[Task brief] Find the lines holding the word "bale" and collect them.

Data entries:
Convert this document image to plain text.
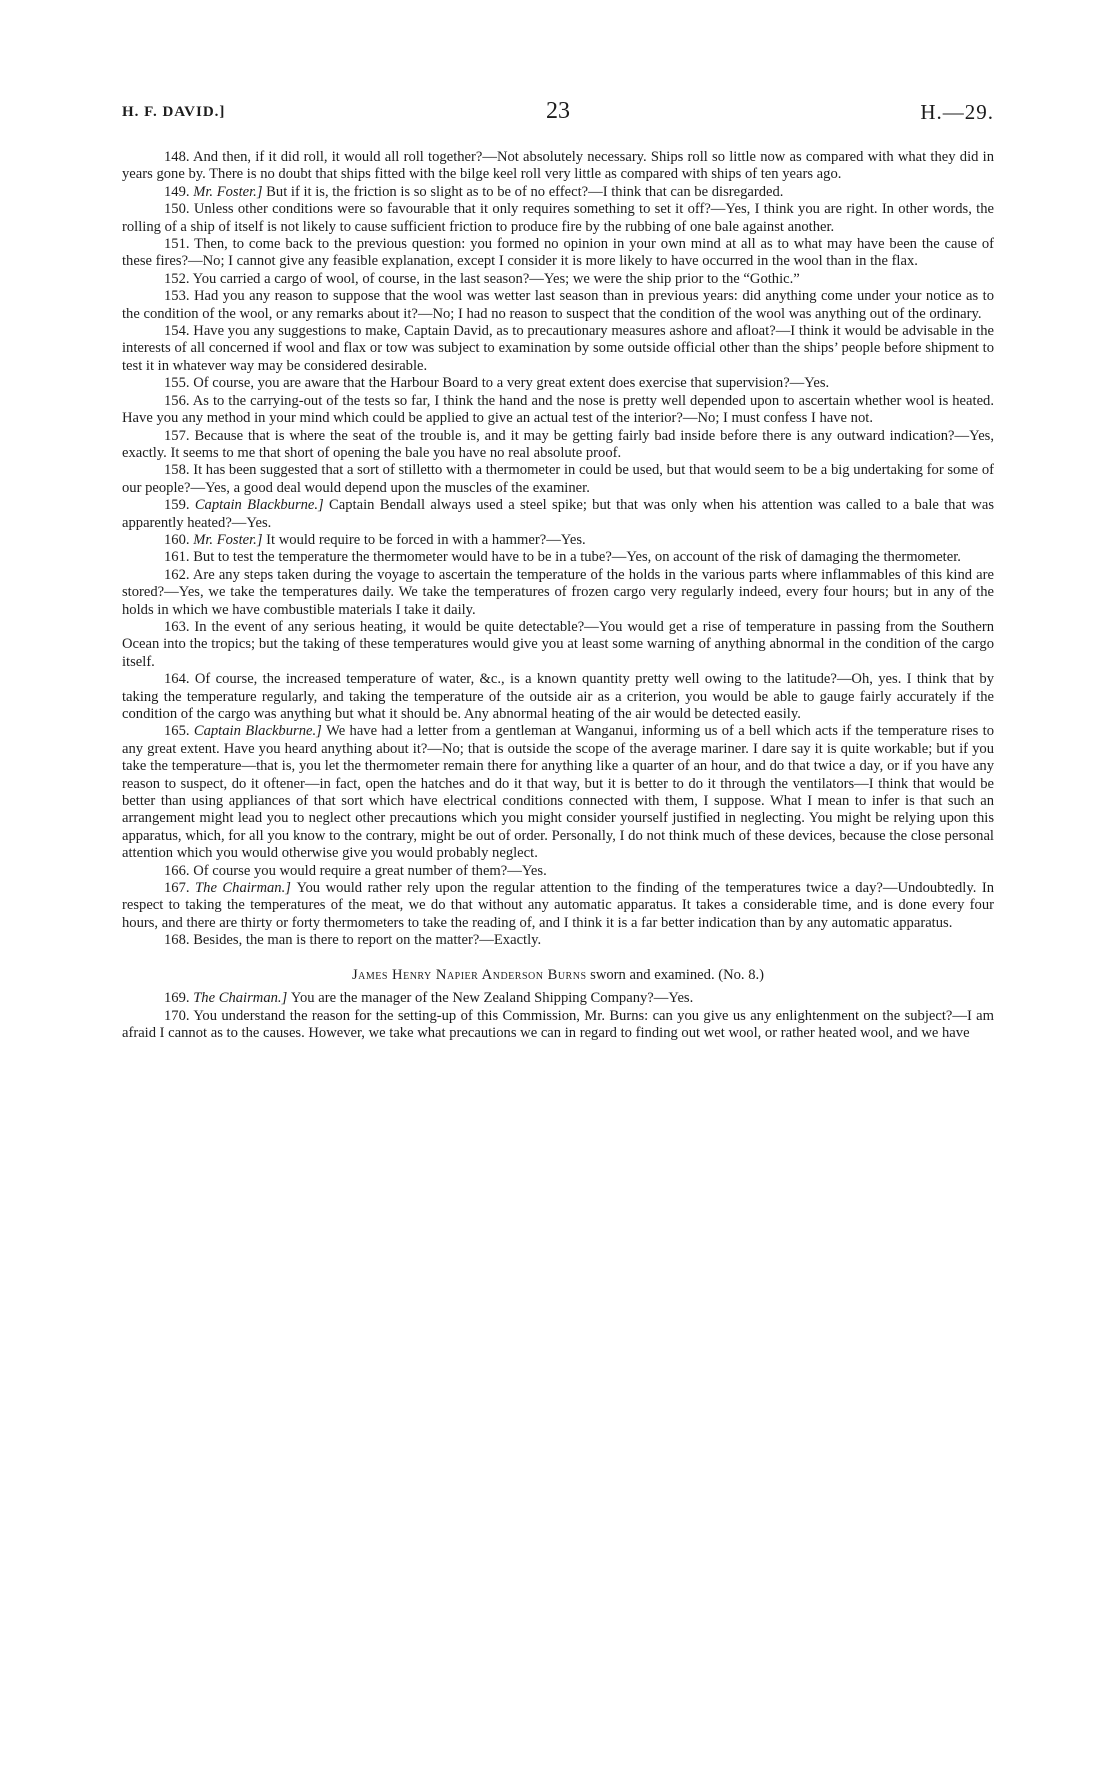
H. F. DAVID.]	23	H.—29.

148. And then, if it did roll, it would all roll together?—Not absolutely necessary. Ships roll so little now as compared with what they did in years gone by. There is no doubt that ships fitted with the bilge keel roll very little as compared with ships of ten years ago.

149. Mr. Foster.] But if it is, the friction is so slight as to be of no effect?—I think that can be disregarded.

150. Unless other conditions were so favourable that it only requires something to set it off?—Yes, I think you are right. In other words, the rolling of a ship of itself is not likely to cause sufficient friction to produce fire by the rubbing of one bale against another.

151. Then, to come back to the previous question: you formed no opinion in your own mind at all as to what may have been the cause of these fires?—No; I cannot give any feasible explanation, except I consider it is more likely to have occurred in the wool than in the flax.

152. You carried a cargo of wool, of course, in the last season?—Yes; we were the ship prior to the “Gothic.”

153. Had you any reason to suppose that the wool was wetter last season than in previous years: did anything come under your notice as to the condition of the wool, or any remarks about it?—No; I had no reason to suspect that the condition of the wool was anything out of the ordinary.

154. Have you any suggestions to make, Captain David, as to precautionary measures ashore and afloat?—I think it would be advisable in the interests of all concerned if wool and flax or tow was subject to examination by some outside official other than the ships’ people before shipment to test it in whatever way may be considered desirable.

155. Of course, you are aware that the Harbour Board to a very great extent does exercise that supervision?—Yes.

156. As to the carrying-out of the tests so far, I think the hand and the nose is pretty well depended upon to ascertain whether wool is heated. Have you any method in your mind which could be applied to give an actual test of the interior?—No; I must confess I have not.

157. Because that is where the seat of the trouble is, and it may be getting fairly bad inside before there is any outward indication?—Yes, exactly. It seems to me that short of opening the bale you have no real absolute proof.

158. It has been suggested that a sort of stilletto with a thermometer in could be used, but that would seem to be a big undertaking for some of our people?—Yes, a good deal would depend upon the muscles of the examiner.

159. Captain Blackburne.] Captain Bendall always used a steel spike; but that was only when his attention was called to a bale that was apparently heated?—Yes.

160. Mr. Foster.] It would require to be forced in with a hammer?—Yes.

161. But to test the temperature the thermometer would have to be in a tube?—Yes, on account of the risk of damaging the thermometer.

162. Are any steps taken during the voyage to ascertain the temperature of the holds in the various parts where inflammables of this kind are stored?—Yes, we take the temperatures daily. We take the temperatures of frozen cargo very regularly indeed, every four hours; but in any of the holds in which we have combustible materials I take it daily.

163. In the event of any serious heating, it would be quite detectable?—You would get a rise of temperature in passing from the Southern Ocean into the tropics; but the taking of these temperatures would give you at least some warning of anything abnormal in the condition of the cargo itself.

164. Of course, the increased temperature of water, &c., is a known quantity pretty well owing to the latitude?—Oh, yes. I think that by taking the temperature regularly, and taking the temperature of the outside air as a criterion, you would be able to gauge fairly accurately if the condition of the cargo was anything but what it should be. Any abnormal heating of the air would be detected easily.

165. Captain Blackburne.] We have had a letter from a gentleman at Wanganui, informing us of a bell which acts if the temperature rises to any great extent. Have you heard anything about it?—No; that is outside the scope of the average mariner. I dare say it is quite workable; but if you take the temperature—that is, you let the thermometer remain there for anything like a quarter of an hour, and do that twice a day, or if you have any reason to suspect, do it oftener—in fact, open the hatches and do it that way, but it is better to do it through the ventilators—I think that would be better than using appliances of that sort which have electrical conditions connected with them, I suppose. What I mean to infer is that such an arrangement might lead you to neglect other precautions which you might consider yourself justified in neglecting. You might be relying upon this apparatus, which, for all you know to the contrary, might be out of order. Personally, I do not think much of these devices, because the close personal attention which you would otherwise give you would probably neglect.

166. Of course you would require a great number of them?—Yes.

167. The Chairman.] You would rather rely upon the regular attention to the finding of the temperatures twice a day?—Undoubtedly. In respect to taking the temperatures of the meat, we do that without any automatic apparatus. It takes a considerable time, and is done every four hours, and there are thirty or forty thermometers to take the reading of, and I think it is a far better indication than by any automatic apparatus.

168. Besides, the man is there to report on the matter?—Exactly.

James Henry Napier Anderson Burns sworn and examined. (No. 8.)

169. The Chairman.] You are the manager of the New Zealand Shipping Company?—Yes.

170. You understand the reason for the setting-up of this Commission, Mr. Burns: can you give us any enlightenment on the subject?—I am afraid I cannot as to the causes. However, we take what precautions we can in regard to finding out wet wool, or rather heated wool, and we have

[Answer below]
150. Unless other conditions were so favourable that it only requires something to set it off?—Yes, I think you are right. In other words, the rolling of a ship of itself is not likely to cause sufficient friction to produce fire by the rubbing of one bale against another.
157. Because that is where the seat of the trouble is, and it may be getting fairly bad inside before there is any outward indication?—Yes, exactly. It seems to me that short of opening the bale you have no real absolute proof.
159. Captain Blackburne.] Captain Bendall always used a steel spike; but that was only when his attention was called to a bale that was apparently heated?—Yes.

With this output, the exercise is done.